### Brief:
Quote all lines below exactly. Images stay out.
========================================================================
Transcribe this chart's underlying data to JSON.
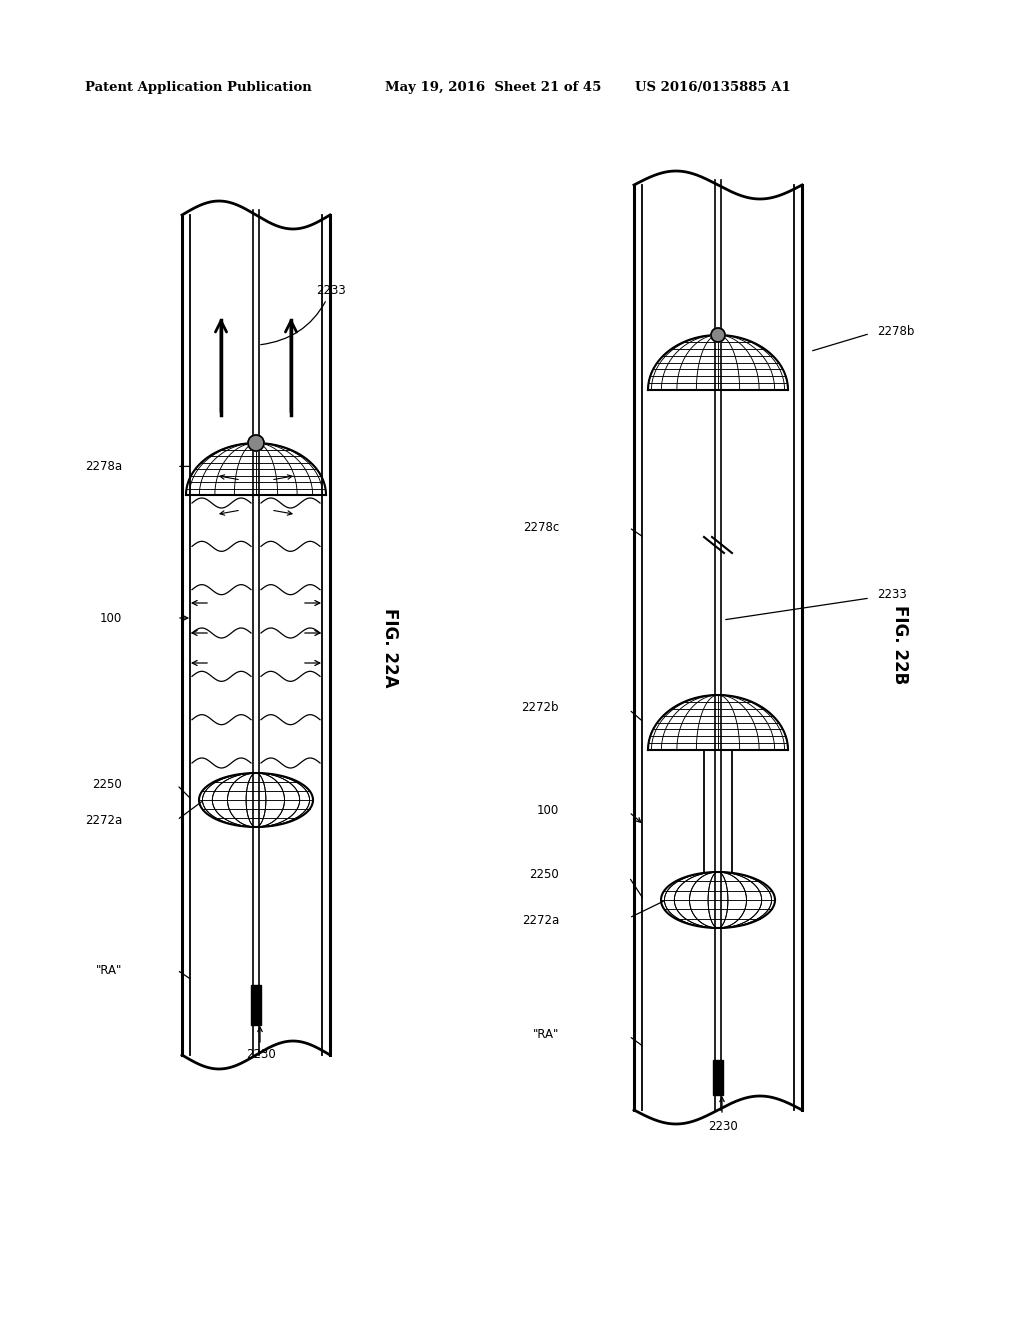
{
  "header_left": "Patent Application Publication",
  "header_mid": "May 19, 2016  Sheet 21 of 45",
  "header_right": "US 2016/0135885 A1",
  "fig_a_label": "FIG. 22A",
  "fig_b_label": "FIG. 22B",
  "bg_color": "#ffffff",
  "line_color": "#000000"
}
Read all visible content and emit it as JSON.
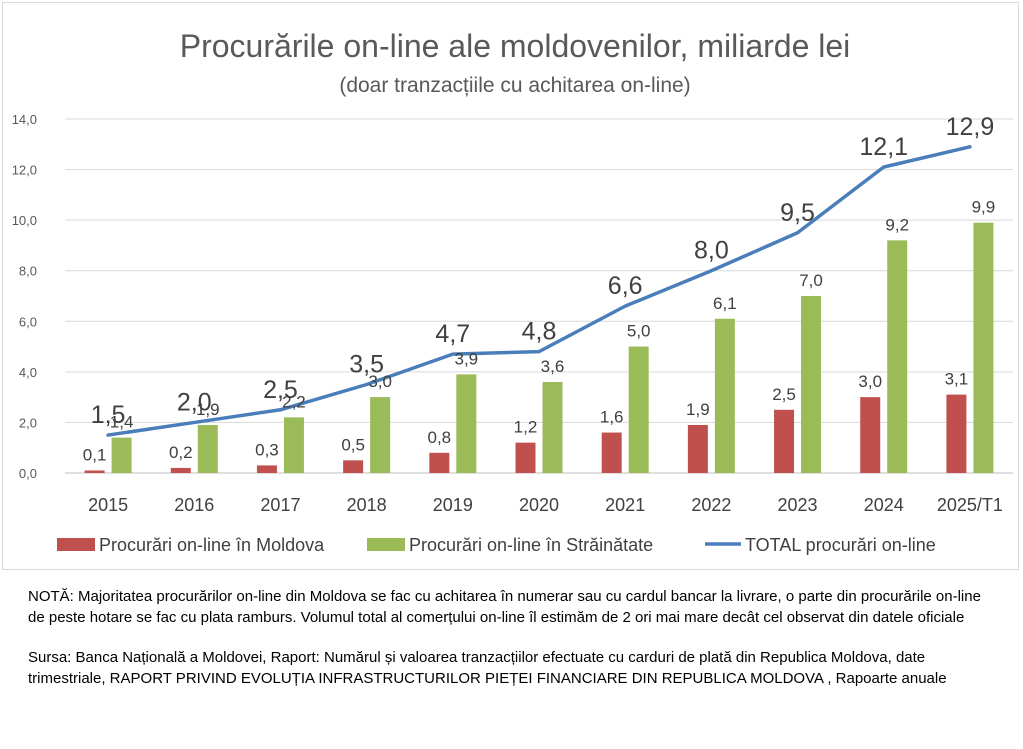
========================================================================
### Solution:
Transcribe this chart's underlying data to JSON.
{
  "header_left": "Patent Application Publication",
  "header_mid": "May 19, 2016  Sheet 21 of 45",
  "header_right": "US 2016/0135885 A1",
  "fig_a_label": "FIG. 22A",
  "fig_b_label": "FIG. 22B",
  "bg_color": "#ffffff",
  "line_color": "#000000"
}
Read all visible content and emit it as JSON.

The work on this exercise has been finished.